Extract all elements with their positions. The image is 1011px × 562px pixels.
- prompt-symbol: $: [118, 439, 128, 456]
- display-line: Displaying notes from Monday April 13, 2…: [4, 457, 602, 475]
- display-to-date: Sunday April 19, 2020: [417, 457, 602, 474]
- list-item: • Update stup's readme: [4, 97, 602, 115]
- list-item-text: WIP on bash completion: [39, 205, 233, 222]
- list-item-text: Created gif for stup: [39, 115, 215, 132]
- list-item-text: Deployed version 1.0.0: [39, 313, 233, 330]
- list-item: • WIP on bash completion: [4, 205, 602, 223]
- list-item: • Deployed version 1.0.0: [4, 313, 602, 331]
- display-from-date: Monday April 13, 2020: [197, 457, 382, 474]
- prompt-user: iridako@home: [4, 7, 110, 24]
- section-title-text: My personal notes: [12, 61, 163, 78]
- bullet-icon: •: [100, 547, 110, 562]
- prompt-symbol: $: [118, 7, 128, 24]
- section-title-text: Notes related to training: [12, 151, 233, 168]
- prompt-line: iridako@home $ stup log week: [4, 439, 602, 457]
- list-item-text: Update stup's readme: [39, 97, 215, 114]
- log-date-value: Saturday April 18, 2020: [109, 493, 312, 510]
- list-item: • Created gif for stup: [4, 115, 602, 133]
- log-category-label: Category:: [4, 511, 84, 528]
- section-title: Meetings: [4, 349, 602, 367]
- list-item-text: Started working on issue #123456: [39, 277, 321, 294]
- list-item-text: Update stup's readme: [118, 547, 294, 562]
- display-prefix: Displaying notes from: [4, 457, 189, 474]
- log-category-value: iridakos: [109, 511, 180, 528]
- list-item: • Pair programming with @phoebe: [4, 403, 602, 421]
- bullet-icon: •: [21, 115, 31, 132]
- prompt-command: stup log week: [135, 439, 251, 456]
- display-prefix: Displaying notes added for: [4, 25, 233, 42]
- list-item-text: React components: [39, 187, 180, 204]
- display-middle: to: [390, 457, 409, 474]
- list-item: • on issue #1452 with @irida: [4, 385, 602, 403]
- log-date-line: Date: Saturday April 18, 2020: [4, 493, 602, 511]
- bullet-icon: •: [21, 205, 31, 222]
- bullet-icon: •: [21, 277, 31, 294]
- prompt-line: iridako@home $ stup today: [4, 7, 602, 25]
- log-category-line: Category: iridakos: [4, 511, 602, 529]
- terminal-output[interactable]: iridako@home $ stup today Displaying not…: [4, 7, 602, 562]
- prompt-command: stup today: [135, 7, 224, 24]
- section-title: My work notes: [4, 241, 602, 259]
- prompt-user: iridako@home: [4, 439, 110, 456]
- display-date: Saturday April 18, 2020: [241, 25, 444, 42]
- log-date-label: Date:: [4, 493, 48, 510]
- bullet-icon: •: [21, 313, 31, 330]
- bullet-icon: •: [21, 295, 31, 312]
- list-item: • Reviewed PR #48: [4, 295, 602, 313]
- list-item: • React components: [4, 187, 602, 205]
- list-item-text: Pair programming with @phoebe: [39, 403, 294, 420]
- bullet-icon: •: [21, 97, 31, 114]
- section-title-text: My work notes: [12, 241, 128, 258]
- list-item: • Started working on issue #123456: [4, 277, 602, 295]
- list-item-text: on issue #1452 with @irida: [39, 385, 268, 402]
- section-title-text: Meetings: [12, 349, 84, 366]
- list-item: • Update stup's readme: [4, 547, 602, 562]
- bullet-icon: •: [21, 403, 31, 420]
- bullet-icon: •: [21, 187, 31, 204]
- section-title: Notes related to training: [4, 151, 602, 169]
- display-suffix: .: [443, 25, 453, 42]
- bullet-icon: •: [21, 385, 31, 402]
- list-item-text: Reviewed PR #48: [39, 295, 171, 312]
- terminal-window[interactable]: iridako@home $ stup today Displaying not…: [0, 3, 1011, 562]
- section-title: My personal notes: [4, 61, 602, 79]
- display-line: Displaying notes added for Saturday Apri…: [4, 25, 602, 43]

-=-=-

» Problem statement:
Rewrite all of the rows above, replacing "Meetings" with "Calls" and leaving everything else unchanged.

» Exercise answer:
Extract all elements with their positions. The image is 1011px × 562px pixels.
- prompt-symbol: $: [118, 439, 128, 456]
- display-line: Displaying notes from Monday April 13, 2…: [4, 457, 602, 475]
- display-to-date: Sunday April 19, 2020: [417, 457, 602, 474]
- list-item: • Update stup's readme: [4, 97, 602, 115]
- list-item-text: WIP on bash completion: [39, 205, 233, 222]
- list-item-text: Created gif for stup: [39, 115, 215, 132]
- list-item-text: Deployed version 1.0.0: [39, 313, 233, 330]
- list-item: • WIP on bash completion: [4, 205, 602, 223]
- list-item: • Deployed version 1.0.0: [4, 313, 602, 331]
- display-from-date: Monday April 13, 2020: [197, 457, 382, 474]
- prompt-user: iridako@home: [4, 7, 110, 24]
- section-title-text: My personal notes: [12, 61, 163, 78]
- bullet-icon: •: [100, 547, 110, 562]
- prompt-symbol: $: [118, 7, 128, 24]
- section-title-text: Notes related to training: [12, 151, 233, 168]
- prompt-line: iridako@home $ stup log week: [4, 439, 602, 457]
- list-item-text: Update stup's readme: [39, 97, 215, 114]
- log-date-value: Saturday April 18, 2020: [109, 493, 312, 510]
- list-item: • Created gif for stup: [4, 115, 602, 133]
- log-category-label: Category:: [4, 511, 84, 528]
- section-title: Calls: [4, 349, 602, 367]
- list-item-text: Started working on issue #123456: [39, 277, 321, 294]
- list-item-text: Update stup's readme: [118, 547, 294, 562]
- display-prefix: Displaying notes from: [4, 457, 189, 474]
- log-category-value: iridakos: [109, 511, 180, 528]
- list-item: • Pair programming with @phoebe: [4, 403, 602, 421]
- bullet-icon: •: [21, 115, 31, 132]
- prompt-command: stup log week: [135, 439, 251, 456]
- display-prefix: Displaying notes added for: [4, 25, 233, 42]
- list-item-text: React components: [39, 187, 180, 204]
- display-middle: to: [390, 457, 409, 474]
- list-item: • on issue #1452 with @irida: [4, 385, 602, 403]
- log-date-line: Date: Saturday April 18, 2020: [4, 493, 602, 511]
- bullet-icon: •: [21, 205, 31, 222]
- bullet-icon: •: [21, 277, 31, 294]
- prompt-line: iridako@home $ stup today: [4, 7, 602, 25]
- log-category-line: Category: iridakos: [4, 511, 602, 529]
- terminal-output[interactable]: iridako@home $ stup today Displaying not…: [4, 7, 602, 562]
- prompt-command: stup today: [135, 7, 224, 24]
- section-title: My work notes: [4, 241, 602, 259]
- prompt-user: iridako@home: [4, 439, 110, 456]
- display-date: Saturday April 18, 2020: [241, 25, 444, 42]
- log-date-label: Date:: [4, 493, 48, 510]
- bullet-icon: •: [21, 313, 31, 330]
- bullet-icon: •: [21, 295, 31, 312]
- list-item: • Reviewed PR #48: [4, 295, 602, 313]
- list-item: • React components: [4, 187, 602, 205]
- list-item-text: Pair programming with @phoebe: [39, 403, 294, 420]
- bullet-icon: •: [21, 97, 31, 114]
- section-title-text: My work notes: [12, 241, 128, 258]
- list-item: • Started working on issue #123456: [4, 277, 602, 295]
- list-item-text: on issue #1452 with @irida: [39, 385, 268, 402]
- section-title-text: Calls: [12, 349, 84, 366]
- list-item: • Update stup's readme: [4, 547, 602, 562]
- bullet-icon: •: [21, 403, 31, 420]
- bullet-icon: •: [21, 187, 31, 204]
- section-title: Notes related to training: [4, 151, 602, 169]
- display-suffix: .: [443, 25, 453, 42]
- bullet-icon: •: [21, 385, 31, 402]
- list-item-text: Reviewed PR #48: [39, 295, 171, 312]
- terminal-window[interactable]: iridako@home $ stup today Displaying not…: [0, 3, 1011, 562]
- section-title: My personal notes: [4, 61, 602, 79]
- display-line: Displaying notes added for Saturday Apri…: [4, 25, 602, 43]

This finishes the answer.